* Records for the task *
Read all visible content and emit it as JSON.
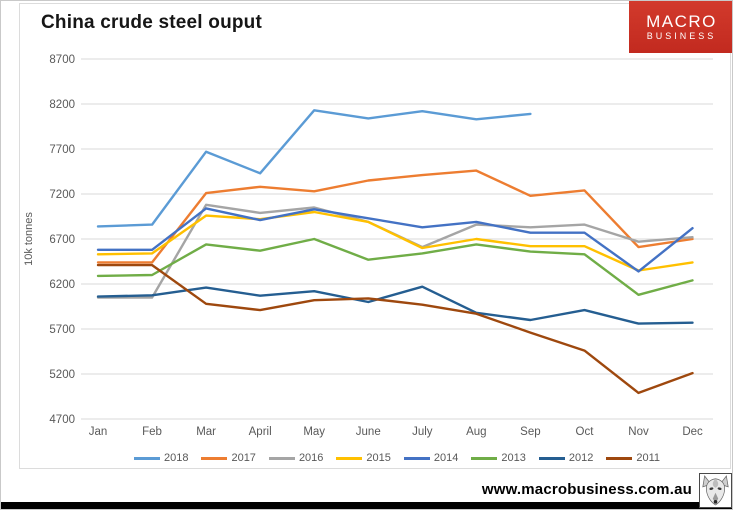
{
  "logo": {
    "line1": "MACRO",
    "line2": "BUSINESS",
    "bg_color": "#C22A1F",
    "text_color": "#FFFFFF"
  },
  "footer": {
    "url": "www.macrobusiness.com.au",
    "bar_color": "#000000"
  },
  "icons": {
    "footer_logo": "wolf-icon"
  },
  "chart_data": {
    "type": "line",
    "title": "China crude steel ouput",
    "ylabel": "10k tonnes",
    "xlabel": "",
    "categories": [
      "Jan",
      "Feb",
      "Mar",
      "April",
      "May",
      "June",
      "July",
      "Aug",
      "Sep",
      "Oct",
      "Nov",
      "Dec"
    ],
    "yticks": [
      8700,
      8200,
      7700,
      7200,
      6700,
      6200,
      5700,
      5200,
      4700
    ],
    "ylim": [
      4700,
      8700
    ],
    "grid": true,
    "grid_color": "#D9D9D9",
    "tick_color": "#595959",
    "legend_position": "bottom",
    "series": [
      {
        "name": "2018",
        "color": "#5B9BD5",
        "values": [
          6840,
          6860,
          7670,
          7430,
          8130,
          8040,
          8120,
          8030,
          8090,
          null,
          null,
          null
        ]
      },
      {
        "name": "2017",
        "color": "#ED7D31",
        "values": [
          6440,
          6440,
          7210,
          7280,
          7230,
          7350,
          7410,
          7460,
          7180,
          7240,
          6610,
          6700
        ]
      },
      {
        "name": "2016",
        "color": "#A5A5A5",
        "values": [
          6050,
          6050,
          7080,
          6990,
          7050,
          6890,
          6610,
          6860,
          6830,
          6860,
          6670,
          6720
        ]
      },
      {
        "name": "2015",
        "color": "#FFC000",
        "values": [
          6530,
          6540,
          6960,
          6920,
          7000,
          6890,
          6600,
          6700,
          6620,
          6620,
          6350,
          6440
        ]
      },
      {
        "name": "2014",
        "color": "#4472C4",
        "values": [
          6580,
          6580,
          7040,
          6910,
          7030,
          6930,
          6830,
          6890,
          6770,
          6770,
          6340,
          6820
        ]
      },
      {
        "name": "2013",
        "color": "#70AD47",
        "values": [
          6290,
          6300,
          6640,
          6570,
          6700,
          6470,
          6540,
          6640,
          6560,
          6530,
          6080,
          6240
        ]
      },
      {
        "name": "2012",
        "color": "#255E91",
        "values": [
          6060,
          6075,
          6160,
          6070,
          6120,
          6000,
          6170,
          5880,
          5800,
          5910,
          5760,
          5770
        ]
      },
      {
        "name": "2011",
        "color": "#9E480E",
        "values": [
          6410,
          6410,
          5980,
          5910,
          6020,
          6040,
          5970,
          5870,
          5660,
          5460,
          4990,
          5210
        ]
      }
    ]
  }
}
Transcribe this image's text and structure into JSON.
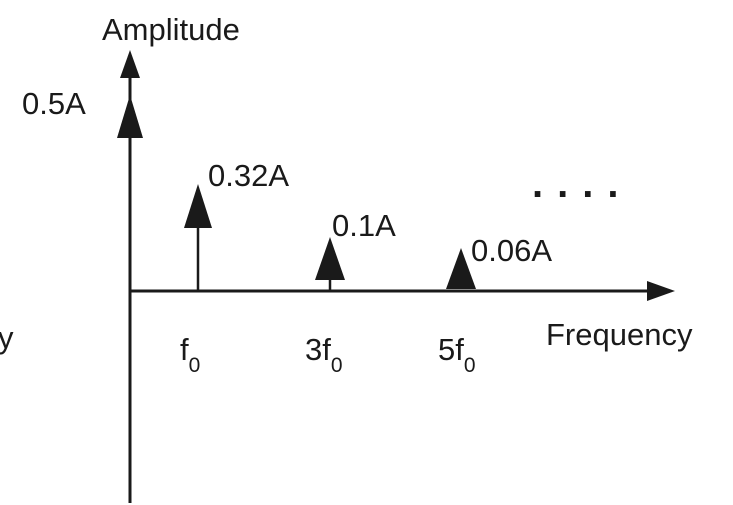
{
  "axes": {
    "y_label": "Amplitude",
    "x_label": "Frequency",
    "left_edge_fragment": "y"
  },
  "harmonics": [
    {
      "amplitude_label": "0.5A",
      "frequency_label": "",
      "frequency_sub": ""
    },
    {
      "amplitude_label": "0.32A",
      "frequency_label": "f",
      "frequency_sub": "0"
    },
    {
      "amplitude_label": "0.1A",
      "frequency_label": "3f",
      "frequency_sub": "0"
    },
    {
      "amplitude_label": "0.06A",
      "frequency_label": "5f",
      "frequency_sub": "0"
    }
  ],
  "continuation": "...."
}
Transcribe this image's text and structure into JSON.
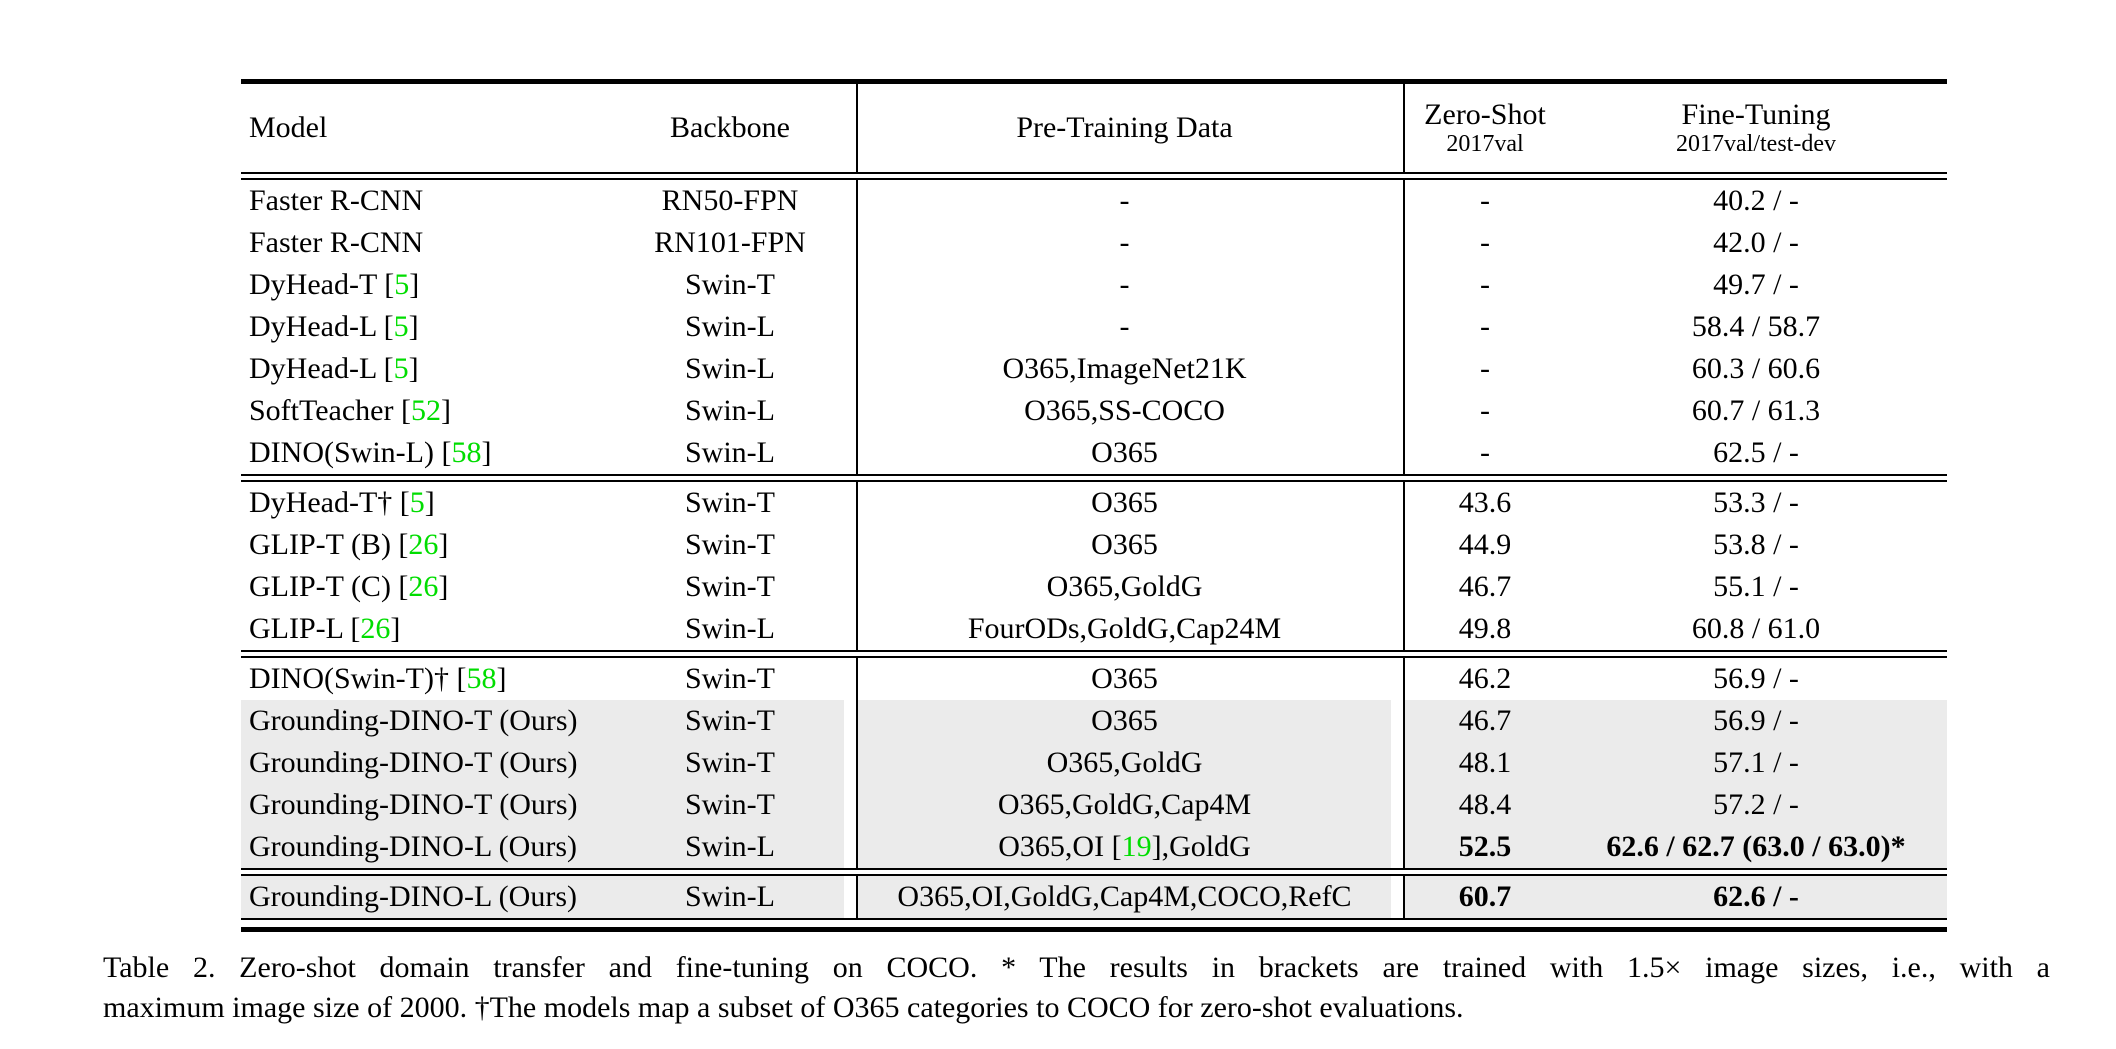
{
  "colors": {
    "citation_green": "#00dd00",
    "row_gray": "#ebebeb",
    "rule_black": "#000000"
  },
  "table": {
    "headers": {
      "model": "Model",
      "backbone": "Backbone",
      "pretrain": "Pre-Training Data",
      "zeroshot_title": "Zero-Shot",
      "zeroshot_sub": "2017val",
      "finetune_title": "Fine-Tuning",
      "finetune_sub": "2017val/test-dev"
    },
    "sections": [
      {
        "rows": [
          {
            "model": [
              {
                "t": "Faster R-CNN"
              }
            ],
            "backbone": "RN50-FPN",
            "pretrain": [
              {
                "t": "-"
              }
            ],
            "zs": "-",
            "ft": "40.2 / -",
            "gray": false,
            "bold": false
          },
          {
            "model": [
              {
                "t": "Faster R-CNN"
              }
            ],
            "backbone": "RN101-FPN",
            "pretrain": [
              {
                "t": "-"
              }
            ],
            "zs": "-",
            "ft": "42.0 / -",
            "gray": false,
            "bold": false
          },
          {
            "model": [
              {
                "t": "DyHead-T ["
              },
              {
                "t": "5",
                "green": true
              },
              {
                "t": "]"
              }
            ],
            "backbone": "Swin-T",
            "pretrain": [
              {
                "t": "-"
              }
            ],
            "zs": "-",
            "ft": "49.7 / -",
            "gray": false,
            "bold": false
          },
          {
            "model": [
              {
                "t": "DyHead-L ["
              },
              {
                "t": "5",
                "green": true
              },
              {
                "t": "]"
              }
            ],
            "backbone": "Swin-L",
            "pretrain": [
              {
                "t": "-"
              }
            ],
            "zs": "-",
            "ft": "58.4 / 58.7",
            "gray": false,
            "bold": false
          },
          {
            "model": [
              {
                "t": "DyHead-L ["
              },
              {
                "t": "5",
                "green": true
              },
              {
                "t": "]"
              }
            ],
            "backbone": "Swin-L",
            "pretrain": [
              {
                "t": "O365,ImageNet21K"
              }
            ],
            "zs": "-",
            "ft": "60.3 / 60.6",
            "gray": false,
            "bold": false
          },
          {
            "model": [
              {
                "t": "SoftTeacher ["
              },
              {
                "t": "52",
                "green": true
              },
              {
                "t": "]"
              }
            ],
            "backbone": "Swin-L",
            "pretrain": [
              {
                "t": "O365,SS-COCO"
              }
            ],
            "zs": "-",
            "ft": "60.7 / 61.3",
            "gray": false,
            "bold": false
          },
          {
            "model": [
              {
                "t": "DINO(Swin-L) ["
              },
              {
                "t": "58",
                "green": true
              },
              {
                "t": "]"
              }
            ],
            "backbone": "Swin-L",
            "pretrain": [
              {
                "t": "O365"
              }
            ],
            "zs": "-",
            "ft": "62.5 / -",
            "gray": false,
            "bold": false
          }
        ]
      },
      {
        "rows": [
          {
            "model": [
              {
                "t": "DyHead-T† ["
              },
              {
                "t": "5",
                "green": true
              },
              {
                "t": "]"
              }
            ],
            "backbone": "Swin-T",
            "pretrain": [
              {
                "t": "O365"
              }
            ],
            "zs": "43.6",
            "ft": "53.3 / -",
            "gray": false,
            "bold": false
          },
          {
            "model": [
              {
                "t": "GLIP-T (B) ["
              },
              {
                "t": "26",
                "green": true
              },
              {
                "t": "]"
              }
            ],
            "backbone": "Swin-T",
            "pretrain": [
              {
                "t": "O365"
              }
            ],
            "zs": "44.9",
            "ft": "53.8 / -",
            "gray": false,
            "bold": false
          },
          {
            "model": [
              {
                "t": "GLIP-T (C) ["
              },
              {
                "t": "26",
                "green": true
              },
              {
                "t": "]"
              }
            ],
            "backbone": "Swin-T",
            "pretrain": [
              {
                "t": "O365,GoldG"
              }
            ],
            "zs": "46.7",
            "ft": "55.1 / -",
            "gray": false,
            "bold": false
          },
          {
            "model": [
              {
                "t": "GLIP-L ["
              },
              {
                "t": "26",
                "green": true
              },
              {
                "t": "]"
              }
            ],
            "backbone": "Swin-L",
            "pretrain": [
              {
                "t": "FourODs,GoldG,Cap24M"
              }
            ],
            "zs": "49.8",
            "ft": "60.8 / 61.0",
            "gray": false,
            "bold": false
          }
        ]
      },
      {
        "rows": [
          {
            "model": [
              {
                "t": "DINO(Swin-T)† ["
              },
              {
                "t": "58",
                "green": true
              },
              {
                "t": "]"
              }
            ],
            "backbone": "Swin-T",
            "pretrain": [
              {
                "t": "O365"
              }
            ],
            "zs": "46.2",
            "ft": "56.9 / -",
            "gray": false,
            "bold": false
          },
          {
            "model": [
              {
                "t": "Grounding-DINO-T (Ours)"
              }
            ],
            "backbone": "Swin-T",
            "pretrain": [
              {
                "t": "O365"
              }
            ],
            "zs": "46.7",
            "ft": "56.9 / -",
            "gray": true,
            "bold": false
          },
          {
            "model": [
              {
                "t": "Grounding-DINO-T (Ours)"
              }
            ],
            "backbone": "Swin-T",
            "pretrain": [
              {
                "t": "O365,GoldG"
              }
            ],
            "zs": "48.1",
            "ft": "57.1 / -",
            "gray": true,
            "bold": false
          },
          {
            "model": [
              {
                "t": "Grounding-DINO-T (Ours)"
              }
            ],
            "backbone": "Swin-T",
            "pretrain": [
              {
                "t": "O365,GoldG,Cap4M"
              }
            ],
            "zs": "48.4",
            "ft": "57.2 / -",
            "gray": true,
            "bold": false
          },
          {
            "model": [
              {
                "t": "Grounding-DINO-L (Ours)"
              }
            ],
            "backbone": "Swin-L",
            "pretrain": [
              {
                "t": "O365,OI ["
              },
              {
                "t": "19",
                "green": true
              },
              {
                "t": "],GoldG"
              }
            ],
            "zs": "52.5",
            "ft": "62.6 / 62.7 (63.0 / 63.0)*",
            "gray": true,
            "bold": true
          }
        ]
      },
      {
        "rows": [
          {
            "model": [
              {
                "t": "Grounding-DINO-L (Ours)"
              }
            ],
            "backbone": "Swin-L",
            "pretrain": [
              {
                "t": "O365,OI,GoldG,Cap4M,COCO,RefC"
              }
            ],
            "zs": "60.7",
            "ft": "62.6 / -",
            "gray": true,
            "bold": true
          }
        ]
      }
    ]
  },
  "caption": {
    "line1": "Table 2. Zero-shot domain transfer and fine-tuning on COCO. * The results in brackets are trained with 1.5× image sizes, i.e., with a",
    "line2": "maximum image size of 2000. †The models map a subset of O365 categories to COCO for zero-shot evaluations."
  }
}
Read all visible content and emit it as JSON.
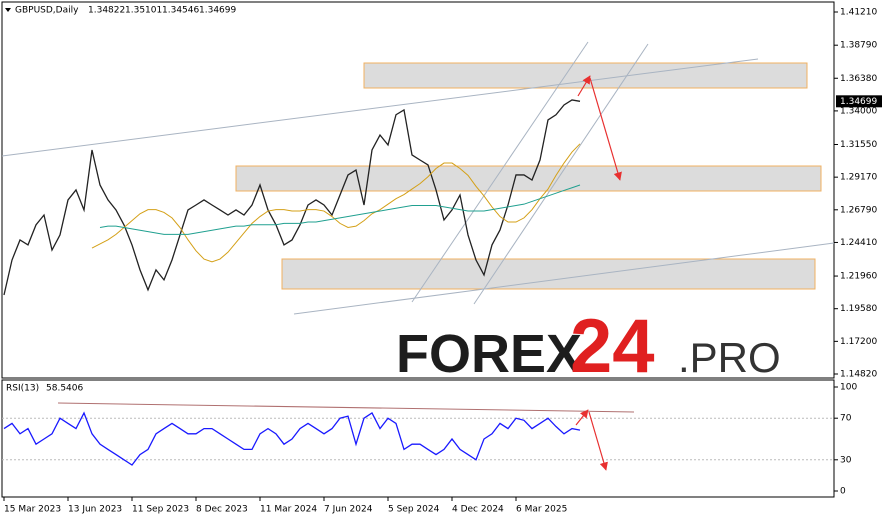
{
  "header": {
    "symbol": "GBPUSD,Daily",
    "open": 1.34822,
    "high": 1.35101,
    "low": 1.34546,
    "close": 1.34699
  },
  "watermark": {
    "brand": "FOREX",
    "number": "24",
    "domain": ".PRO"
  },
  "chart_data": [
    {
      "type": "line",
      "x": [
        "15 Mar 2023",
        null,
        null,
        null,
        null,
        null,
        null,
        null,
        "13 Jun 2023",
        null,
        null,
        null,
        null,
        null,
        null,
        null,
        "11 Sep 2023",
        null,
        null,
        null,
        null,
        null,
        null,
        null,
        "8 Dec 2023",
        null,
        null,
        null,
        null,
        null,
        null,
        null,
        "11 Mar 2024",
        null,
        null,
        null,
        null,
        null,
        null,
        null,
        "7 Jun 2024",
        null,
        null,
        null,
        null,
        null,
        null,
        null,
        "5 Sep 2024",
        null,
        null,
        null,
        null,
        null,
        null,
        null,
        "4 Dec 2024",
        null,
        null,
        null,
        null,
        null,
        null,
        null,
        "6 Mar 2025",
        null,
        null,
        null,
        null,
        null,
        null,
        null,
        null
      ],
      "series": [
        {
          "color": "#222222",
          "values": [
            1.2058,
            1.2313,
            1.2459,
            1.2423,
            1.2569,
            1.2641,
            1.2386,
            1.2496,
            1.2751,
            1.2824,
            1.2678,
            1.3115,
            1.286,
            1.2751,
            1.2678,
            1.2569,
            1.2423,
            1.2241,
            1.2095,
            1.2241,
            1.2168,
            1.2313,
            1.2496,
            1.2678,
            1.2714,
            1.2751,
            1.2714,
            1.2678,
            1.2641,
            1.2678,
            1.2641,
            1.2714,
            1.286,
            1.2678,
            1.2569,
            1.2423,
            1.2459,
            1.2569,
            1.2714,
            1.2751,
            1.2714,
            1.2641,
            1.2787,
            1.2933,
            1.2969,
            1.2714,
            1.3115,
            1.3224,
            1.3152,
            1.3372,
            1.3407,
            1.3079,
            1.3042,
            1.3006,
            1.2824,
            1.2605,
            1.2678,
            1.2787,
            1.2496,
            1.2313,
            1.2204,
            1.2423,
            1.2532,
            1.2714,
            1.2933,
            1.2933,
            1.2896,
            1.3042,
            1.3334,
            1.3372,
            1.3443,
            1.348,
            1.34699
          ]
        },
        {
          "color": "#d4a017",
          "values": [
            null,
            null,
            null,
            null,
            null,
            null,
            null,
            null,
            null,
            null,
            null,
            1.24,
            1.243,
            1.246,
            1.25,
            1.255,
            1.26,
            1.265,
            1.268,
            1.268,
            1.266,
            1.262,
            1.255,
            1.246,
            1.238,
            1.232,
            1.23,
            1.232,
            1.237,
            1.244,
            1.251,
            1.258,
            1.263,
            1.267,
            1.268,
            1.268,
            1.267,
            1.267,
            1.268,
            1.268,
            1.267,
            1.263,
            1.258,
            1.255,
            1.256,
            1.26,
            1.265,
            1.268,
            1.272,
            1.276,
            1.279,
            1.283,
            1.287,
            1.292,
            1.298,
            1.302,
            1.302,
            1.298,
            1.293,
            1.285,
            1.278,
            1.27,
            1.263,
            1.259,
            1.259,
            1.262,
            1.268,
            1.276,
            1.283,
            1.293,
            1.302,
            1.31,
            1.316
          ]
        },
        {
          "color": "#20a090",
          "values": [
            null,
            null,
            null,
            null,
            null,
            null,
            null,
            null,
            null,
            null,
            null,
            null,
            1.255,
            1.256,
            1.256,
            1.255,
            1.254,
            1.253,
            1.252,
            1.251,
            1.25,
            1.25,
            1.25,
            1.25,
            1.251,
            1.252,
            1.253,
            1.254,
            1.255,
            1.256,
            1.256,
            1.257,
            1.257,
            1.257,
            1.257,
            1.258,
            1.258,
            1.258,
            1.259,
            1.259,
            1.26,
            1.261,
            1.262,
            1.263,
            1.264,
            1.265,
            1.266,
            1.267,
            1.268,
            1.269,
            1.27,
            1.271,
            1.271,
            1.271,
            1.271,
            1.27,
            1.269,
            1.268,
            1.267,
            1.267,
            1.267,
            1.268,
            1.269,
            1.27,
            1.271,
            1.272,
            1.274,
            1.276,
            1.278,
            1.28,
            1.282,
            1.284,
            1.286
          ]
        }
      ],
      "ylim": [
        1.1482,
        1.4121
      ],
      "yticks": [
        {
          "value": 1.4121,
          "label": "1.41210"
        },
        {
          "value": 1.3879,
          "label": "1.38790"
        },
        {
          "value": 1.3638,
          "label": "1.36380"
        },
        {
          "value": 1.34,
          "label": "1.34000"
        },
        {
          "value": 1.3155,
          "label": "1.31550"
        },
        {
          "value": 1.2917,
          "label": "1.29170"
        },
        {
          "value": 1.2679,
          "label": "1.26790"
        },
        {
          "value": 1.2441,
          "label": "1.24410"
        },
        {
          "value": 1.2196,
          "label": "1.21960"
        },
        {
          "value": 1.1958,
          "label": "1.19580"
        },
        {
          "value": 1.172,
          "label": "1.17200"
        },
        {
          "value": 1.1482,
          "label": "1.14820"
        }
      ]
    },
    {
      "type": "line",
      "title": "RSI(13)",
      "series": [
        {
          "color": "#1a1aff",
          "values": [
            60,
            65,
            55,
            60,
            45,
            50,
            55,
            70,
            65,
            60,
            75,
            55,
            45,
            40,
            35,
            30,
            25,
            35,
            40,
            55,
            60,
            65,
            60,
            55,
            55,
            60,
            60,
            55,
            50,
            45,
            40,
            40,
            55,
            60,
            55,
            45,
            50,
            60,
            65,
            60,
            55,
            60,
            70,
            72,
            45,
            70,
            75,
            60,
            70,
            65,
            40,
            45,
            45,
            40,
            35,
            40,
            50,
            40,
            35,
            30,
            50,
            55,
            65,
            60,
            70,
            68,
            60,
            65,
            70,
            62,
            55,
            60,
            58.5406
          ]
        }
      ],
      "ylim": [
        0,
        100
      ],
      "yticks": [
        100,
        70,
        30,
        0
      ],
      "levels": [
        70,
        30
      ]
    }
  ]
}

* Written request *
Identify all lines where the word "COCO" shows up. Copy them.

* Task result *
                "t": "O365,SS-COCO"
                "t": "O365,OI,GoldG,Cap4M,COCO,RefC"
    "line1": "Table 2. Zero-shot domain transfer and fine-tuning on COCO. * The results in brackets are trained with 1.5× image sizes, i.e., with a",
    "line2": "maximum image size of 2000. †The models map a subset of O365 categories to COCO for zero-shot evaluations."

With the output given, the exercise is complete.